* [Material for this task]:

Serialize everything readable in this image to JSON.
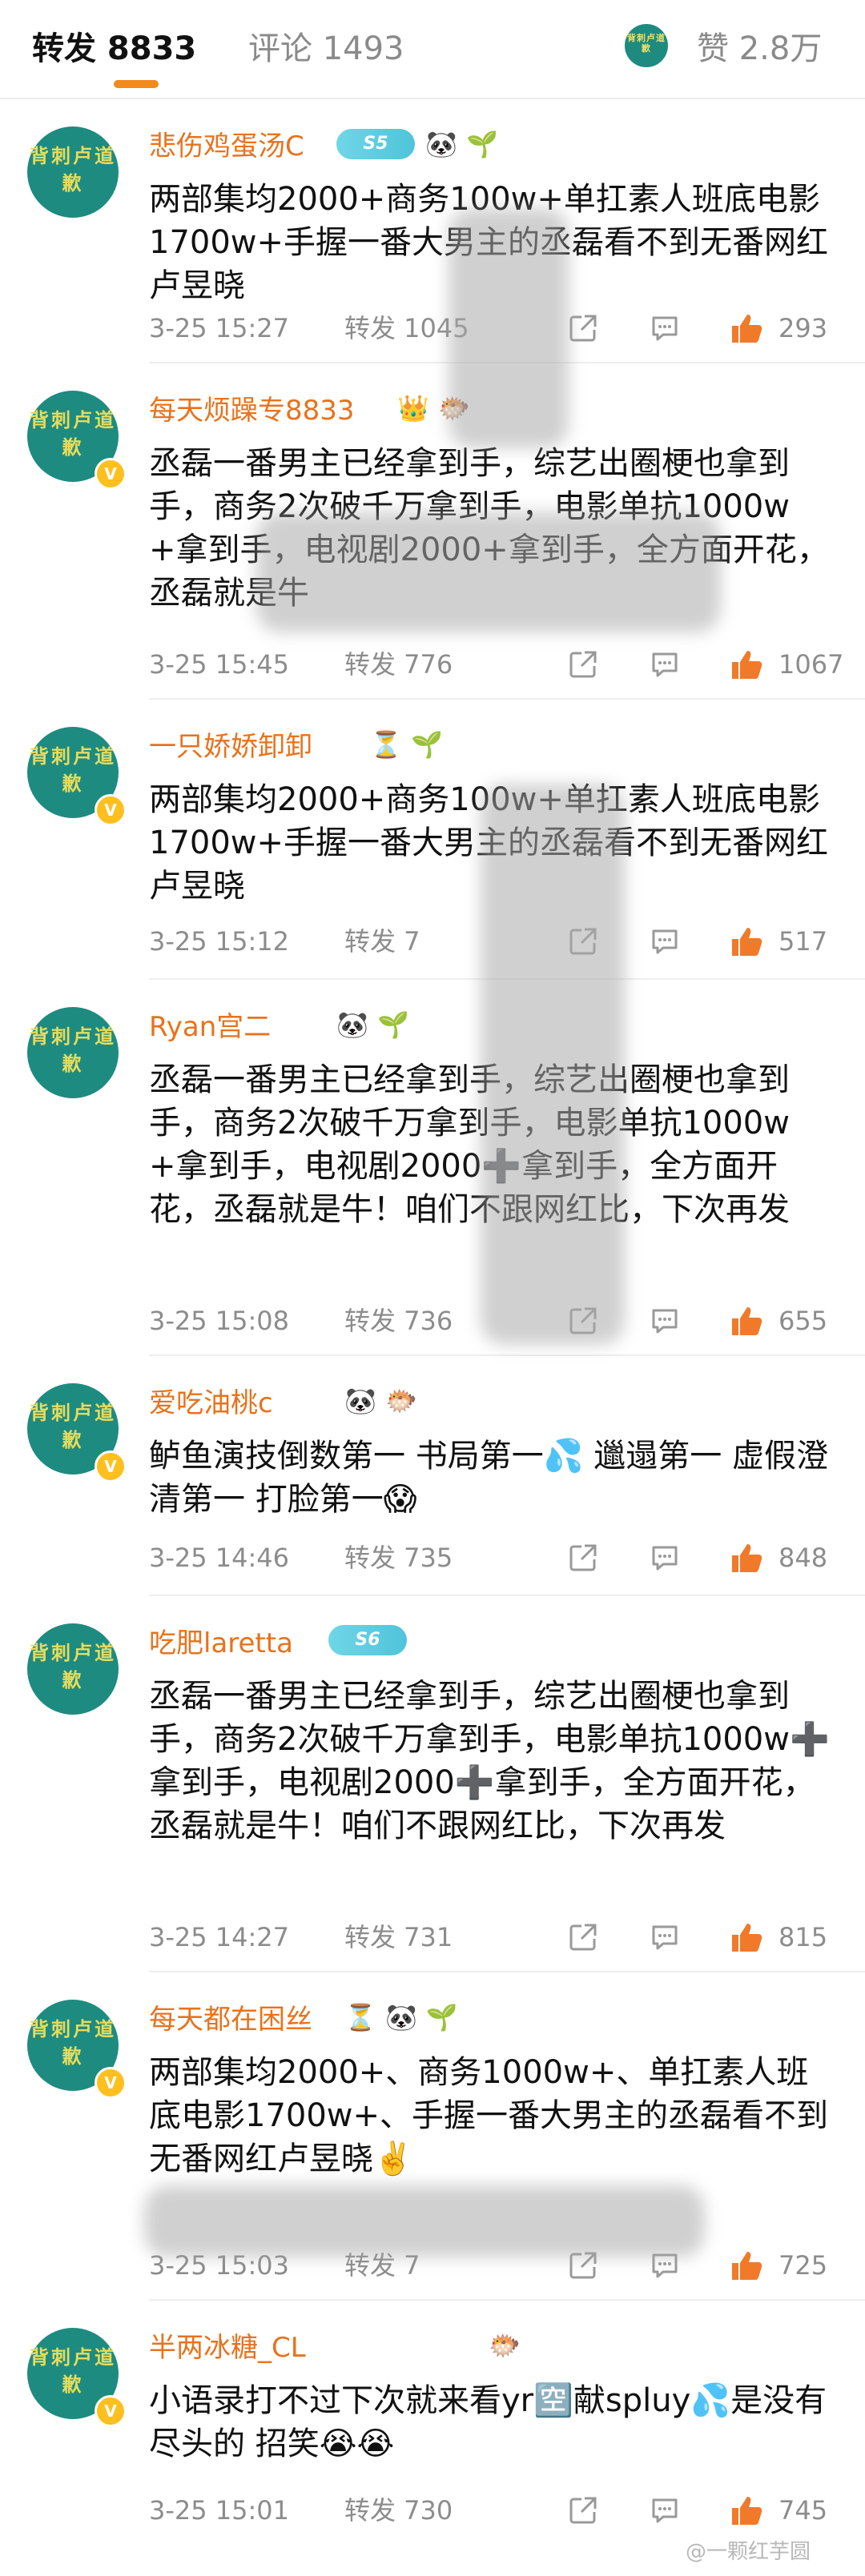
{
  "tabs": {
    "repost": "转发 8833",
    "comments": "评论 1493",
    "avatar_text": "背刺卢道歉",
    "likes": "赞 2.8万"
  },
  "avatar_text": "背刺卢道歉",
  "repost_label": "转发",
  "items": [
    {
      "username": "悲伤鸡蛋汤C",
      "level": "S5",
      "emojis": [
        "🐼",
        "🌱"
      ],
      "text": "两部集均2000+商务100w+单扛素人班底电影1700w+手握一番大男主的丞磊看不到无番网红卢昱晓",
      "time": "3-25 15:27",
      "repost": "转发 1045",
      "likes": "293",
      "verified": false
    },
    {
      "username": "每天烦躁专8833",
      "level": "",
      "emojis": [
        "👑",
        "🐡"
      ],
      "text": "丞磊一番男主已经拿到手，综艺出圈梗也拿到手，商务2次破千万拿到手，电影单抗1000w+拿到手，电视剧2000+拿到手，全方面开花，丞磊就是牛",
      "time": "3-25 15:45",
      "repost": "转发 776",
      "likes": "1067",
      "verified": true
    },
    {
      "username": "一只娇娇卸卸",
      "level": "",
      "emojis": [
        "⏳",
        "🌱"
      ],
      "text": "两部集均2000+商务100w+单扛素人班底电影1700w+手握一番大男主的丞磊看不到无番网红卢昱晓",
      "time": "3-25 15:12",
      "repost": "转发 7",
      "likes": "517",
      "verified": true
    },
    {
      "username": "Ryan宫二",
      "level": "",
      "emojis": [
        "🐼",
        "🌱"
      ],
      "text": "丞磊一番男主已经拿到手，综艺出圈梗也拿到手，商务2次破千万拿到手，电影单抗1000w+拿到手，电视剧2000➕拿到手，全方面开花，丞磊就是牛！咱们不跟网红比，下次再发",
      "time": "3-25 15:08",
      "repost": "转发 736",
      "likes": "655",
      "verified": false
    },
    {
      "username": "爱吃油桃c",
      "level": "",
      "emojis": [
        "🐼",
        "🐡"
      ],
      "text": "鲈鱼演技倒数第一 书局第一💦 邋遢第一 虚假澄清第一 打脸第一😱",
      "time": "3-25 14:46",
      "repost": "转发 735",
      "likes": "848",
      "verified": true
    },
    {
      "username": "吃肥laretta",
      "level": "S6",
      "emojis": [],
      "text": "丞磊一番男主已经拿到手，综艺出圈梗也拿到手，商务2次破千万拿到手，电影单抗1000w➕拿到手，电视剧2000➕拿到手，全方面开花，丞磊就是牛！咱们不跟网红比，下次再发",
      "time": "3-25 14:27",
      "repost": "转发 731",
      "likes": "815",
      "verified": false
    },
    {
      "username": "每天都在困丝",
      "level": "",
      "emojis": [
        "⏳",
        "🐼",
        "🌱"
      ],
      "text": "两部集均2000+、商务1000w+、单扛素人班底电影1700w+、手握一番大男主的丞磊看不到无番网红卢昱晓✌️",
      "time": "3-25 15:03",
      "repost": "转发 7",
      "likes": "725",
      "verified": true
    },
    {
      "username": "半两冰糖_CL",
      "level": "",
      "emojis": [
        "🐡"
      ],
      "text": "小语录打不过下次就来看yr🈳献spluy💦是没有尽头的 招笑😭😭",
      "time": "3-25 15:01",
      "repost": "转发 730",
      "likes": "745",
      "verified": true
    }
  ],
  "watermark": "@一颗红芋圆",
  "colors": {
    "accent": "#e8721c",
    "underline": "#f28a1c",
    "avatar_bg": "#1e8b80",
    "like": "#f07a2a"
  }
}
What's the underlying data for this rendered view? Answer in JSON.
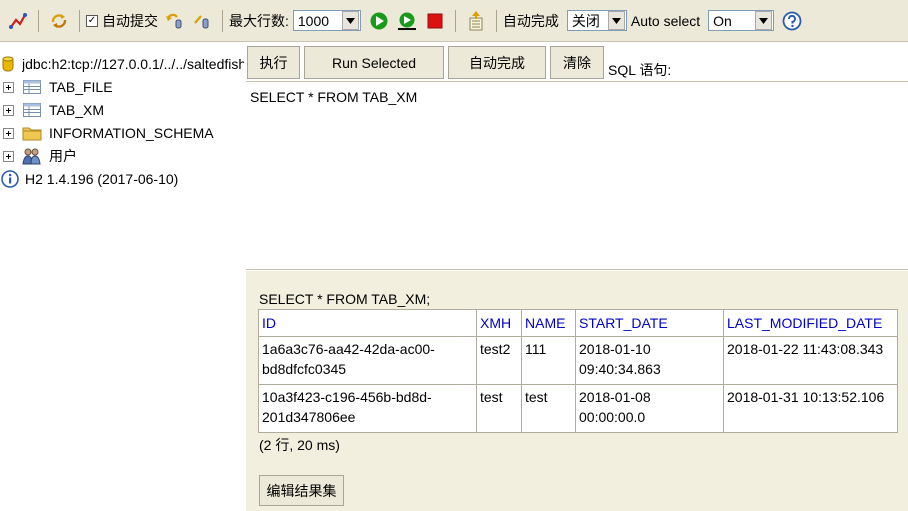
{
  "toolbar": {
    "autocommit_label": "自动提交",
    "autocommit_checked": "✓",
    "maxrows_label": "最大行数:",
    "maxrows_value": "1000",
    "autocomplete_label": "自动完成",
    "autocomplete_value": "关闭",
    "autoselect_label": "Auto select",
    "autoselect_value": "On"
  },
  "tree": {
    "connection": "jdbc:h2:tcp://127.0.0.1/../../saltedfish",
    "items": [
      {
        "label": "TAB_FILE",
        "icon": "table-icon"
      },
      {
        "label": "TAB_XM",
        "icon": "table-icon"
      },
      {
        "label": "INFORMATION_SCHEMA",
        "icon": "folder-icon"
      },
      {
        "label": "用户",
        "icon": "users-icon"
      }
    ],
    "version": "H2 1.4.196 (2017-06-10)"
  },
  "buttons": {
    "execute": "执行",
    "run_selected": "Run Selected",
    "autocomplete": "自动完成",
    "clear": "清除"
  },
  "sql": {
    "label": "SQL 语句:",
    "text": "SELECT * FROM TAB_XM"
  },
  "results": {
    "query": "SELECT * FROM TAB_XM;",
    "columns": [
      "ID",
      "XMH",
      "NAME",
      "START_DATE",
      "LAST_MODIFIED_DATE"
    ],
    "rows": [
      {
        "id1": "1a6a3c76-aa42-42da-ac00-",
        "id2": "bd8dfcfc0345",
        "xmh": "test2",
        "name": "111",
        "start1": "2018-01-10",
        "start2": "09:40:34.863",
        "last": "2018-01-22 11:43:08.343"
      },
      {
        "id1": "10a3f423-c196-456b-bd8d-",
        "id2": "201d347806ee",
        "xmh": "test",
        "name": "test",
        "start1": "2018-01-08",
        "start2": "00:00:00.0",
        "last": "2018-01-31 10:13:52.106"
      }
    ],
    "row_count": "(2 行, 20 ms)",
    "edit_label": "编辑结果集"
  },
  "colors": {
    "toolbar_bg": "#ece9d8",
    "results_bg": "#f2efdf",
    "header_text": "#0000cc",
    "run_green": "#1a9a1a",
    "stop_red": "#dd1111"
  }
}
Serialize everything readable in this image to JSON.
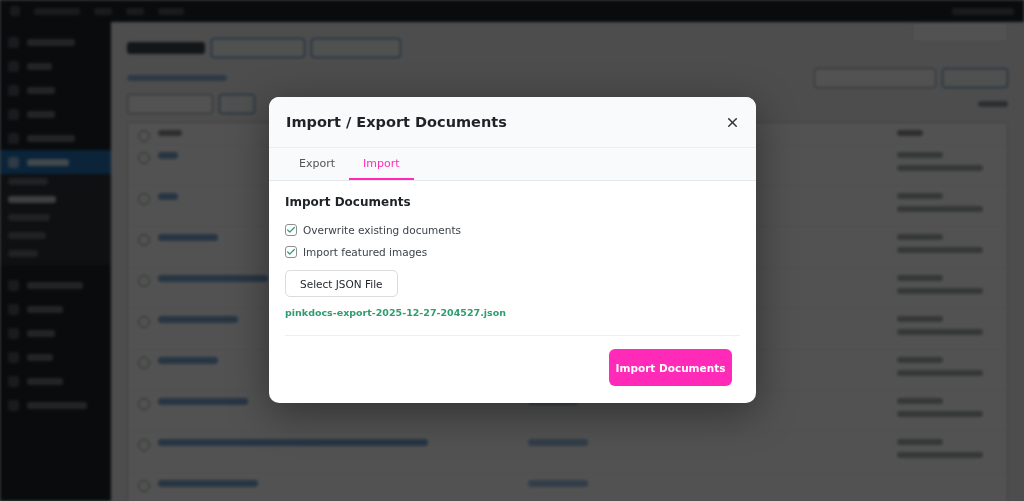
{
  "modal": {
    "title": "Import / Export Documents",
    "tabs": [
      {
        "label": "Export",
        "selected": false
      },
      {
        "label": "Import",
        "selected": true
      }
    ],
    "section_title": "Import Documents",
    "options": [
      {
        "label": "Overwrite existing documents",
        "checked": true
      },
      {
        "label": "Import featured images",
        "checked": true
      }
    ],
    "select_button": "Select JSON File",
    "file_name": "pinkdocs-export-2025-12-27-204527.json",
    "submit": "Import Documents"
  }
}
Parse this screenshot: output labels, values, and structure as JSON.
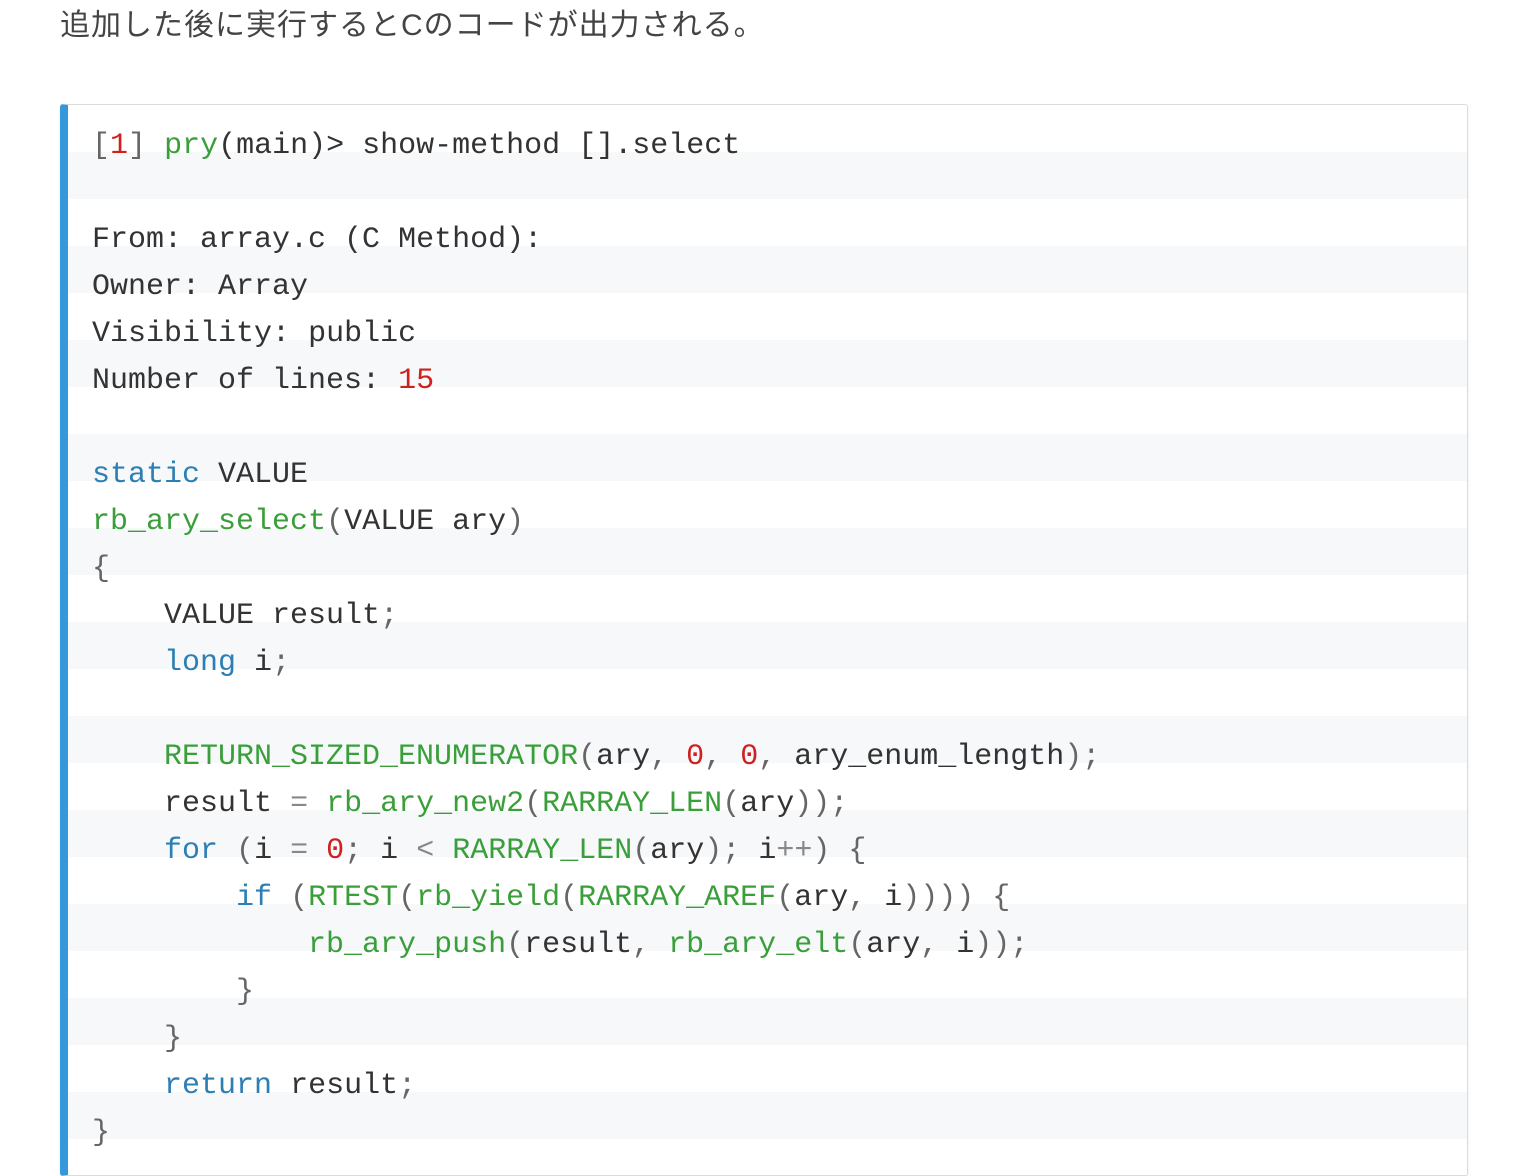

* [Task]:
Word for word, quote the lines above. Omit the pictures.

* [Answer below]:
Serialize everything readable in this image to JSON.
{
  "tabs": {
    "repost": "转发 8833",
    "comments": "评论 1493",
    "avatar_text": "背刺卢道歉",
    "likes": "赞 2.8万"
  },
  "avatar_text": "背刺卢道歉",
  "repost_label": "转发",
  "items": [
    {
      "username": "悲伤鸡蛋汤C",
      "level": "S5",
      "emojis": [
        "🐼",
        "🌱"
      ],
      "text": "两部集均2000+商务100w+单扛素人班底电影1700w+手握一番大男主的丞磊看不到无番网红卢昱晓",
      "time": "3-25 15:27",
      "repost": "转发 1045",
      "likes": "293",
      "verified": false
    },
    {
      "username": "每天烦躁专8833",
      "level": "",
      "emojis": [
        "👑",
        "🐡"
      ],
      "text": "丞磊一番男主已经拿到手，综艺出圈梗也拿到手，商务2次破千万拿到手，电影单抗1000w+拿到手，电视剧2000+拿到手，全方面开花，丞磊就是牛",
      "time": "3-25 15:45",
      "repost": "转发 776",
      "likes": "1067",
      "verified": true
    },
    {
      "username": "一只娇娇卸卸",
      "level": "",
      "emojis": [
        "⏳",
        "🌱"
      ],
      "text": "两部集均2000+商务100w+单扛素人班底电影1700w+手握一番大男主的丞磊看不到无番网红卢昱晓",
      "time": "3-25 15:12",
      "repost": "转发 7",
      "likes": "517",
      "verified": true
    },
    {
      "username": "Ryan宫二",
      "level": "",
      "emojis": [
        "🐼",
        "🌱"
      ],
      "text": "丞磊一番男主已经拿到手，综艺出圈梗也拿到手，商务2次破千万拿到手，电影单抗1000w+拿到手，电视剧2000➕拿到手，全方面开花，丞磊就是牛！咱们不跟网红比，下次再发",
      "time": "3-25 15:08",
      "repost": "转发 736",
      "likes": "655",
      "verified": false
    },
    {
      "username": "爱吃油桃c",
      "level": "",
      "emojis": [
        "🐼",
        "🐡"
      ],
      "text": "鲈鱼演技倒数第一 书局第一💦 邋遢第一 虚假澄清第一 打脸第一😱",
      "time": "3-25 14:46",
      "repost": "转发 735",
      "likes": "848",
      "verified": true
    },
    {
      "username": "吃肥laretta",
      "level": "S6",
      "emojis": [],
      "text": "丞磊一番男主已经拿到手，综艺出圈梗也拿到手，商务2次破千万拿到手，电影单抗1000w➕拿到手，电视剧2000➕拿到手，全方面开花，丞磊就是牛！咱们不跟网红比，下次再发",
      "time": "3-25 14:27",
      "repost": "转发 731",
      "likes": "815",
      "verified": false
    },
    {
      "username": "每天都在困丝",
      "level": "",
      "emojis": [
        "⏳",
        "🐼",
        "🌱"
      ],
      "text": "两部集均2000+、商务1000w+、单扛素人班底电影1700w+、手握一番大男主的丞磊看不到无番网红卢昱晓✌️",
      "time": "3-25 15:03",
      "repost": "转发 7",
      "likes": "725",
      "verified": true
    },
    {
      "username": "半两冰糖_CL",
      "level": "",
      "emojis": [
        "🐡"
      ],
      "text": "小语录打不过下次就来看yr🈳献spluy💦是没有尽头的 招笑😭😭",
      "time": "3-25 15:01",
      "repost": "转发 730",
      "likes": "745",
      "verified": true
    }
  ],
  "watermark": "@一颗红芋圆",
  "colors": {
    "accent": "#e8721c",
    "underline": "#f28a1c",
    "avatar_bg": "#1e8b80",
    "like": "#f07a2a"
  }
}
What's the underlying data for this rendered view? Answer in JSON.
{
  "toolbar": {
    "autocommit_label": "自动提交",
    "autocommit_checked": "✓",
    "maxrows_label": "最大行数:",
    "maxrows_value": "1000",
    "autocomplete_label": "自动完成",
    "autocomplete_value": "关闭",
    "autoselect_label": "Auto select",
    "autoselect_value": "On"
  },
  "tree": {
    "connection": "jdbc:h2:tcp://127.0.0.1/../../saltedfish",
    "items": [
      {
        "label": "TAB_FILE",
        "icon": "table-icon"
      },
      {
        "label": "TAB_XM",
        "icon": "table-icon"
      },
      {
        "label": "INFORMATION_SCHEMA",
        "icon": "folder-icon"
      },
      {
        "label": "用户",
        "icon": "users-icon"
      }
    ],
    "version": "H2 1.4.196 (2017-06-10)"
  },
  "buttons": {
    "execute": "执行",
    "run_selected": "Run Selected",
    "autocomplete": "自动完成",
    "clear": "清除"
  },
  "sql": {
    "label": "SQL 语句:",
    "text": "SELECT * FROM TAB_XM"
  },
  "results": {
    "query": "SELECT * FROM TAB_XM;",
    "columns": [
      "ID",
      "XMH",
      "NAME",
      "START_DATE",
      "LAST_MODIFIED_DATE"
    ],
    "rows": [
      {
        "id1": "1a6a3c76-aa42-42da-ac00-",
        "id2": "bd8dfcfc0345",
        "xmh": "test2",
        "name": "111",
        "start1": "2018-01-10",
        "start2": "09:40:34.863",
        "last": "2018-01-22 11:43:08.343"
      },
      {
        "id1": "10a3f423-c196-456b-bd8d-",
        "id2": "201d347806ee",
        "xmh": "test",
        "name": "test",
        "start1": "2018-01-08",
        "start2": "00:00:00.0",
        "last": "2018-01-31 10:13:52.106"
      }
    ],
    "row_count": "(2 行, 20 ms)",
    "edit_label": "编辑结果集"
  },
  "colors": {
    "toolbar_bg": "#ece9d8",
    "results_bg": "#f2efdf",
    "header_text": "#0000cc",
    "run_green": "#1a9a1a",
    "stop_red": "#dd1111"
  }
}
Serialize everything readable in this image to JSON.
{
  "modal": {
    "title": "Import / Export Documents",
    "tabs": [
      {
        "label": "Export",
        "selected": false
      },
      {
        "label": "Import",
        "selected": true
      }
    ],
    "section_title": "Import Documents",
    "options": [
      {
        "label": "Overwrite existing documents",
        "checked": true
      },
      {
        "label": "Import featured images",
        "checked": true
      }
    ],
    "select_button": "Select JSON File",
    "file_name": "pinkdocs-export-2025-12-27-204527.json",
    "submit": "Import Documents"
  }
}
Parse this screenshot: output labels, values, and structure as JSON.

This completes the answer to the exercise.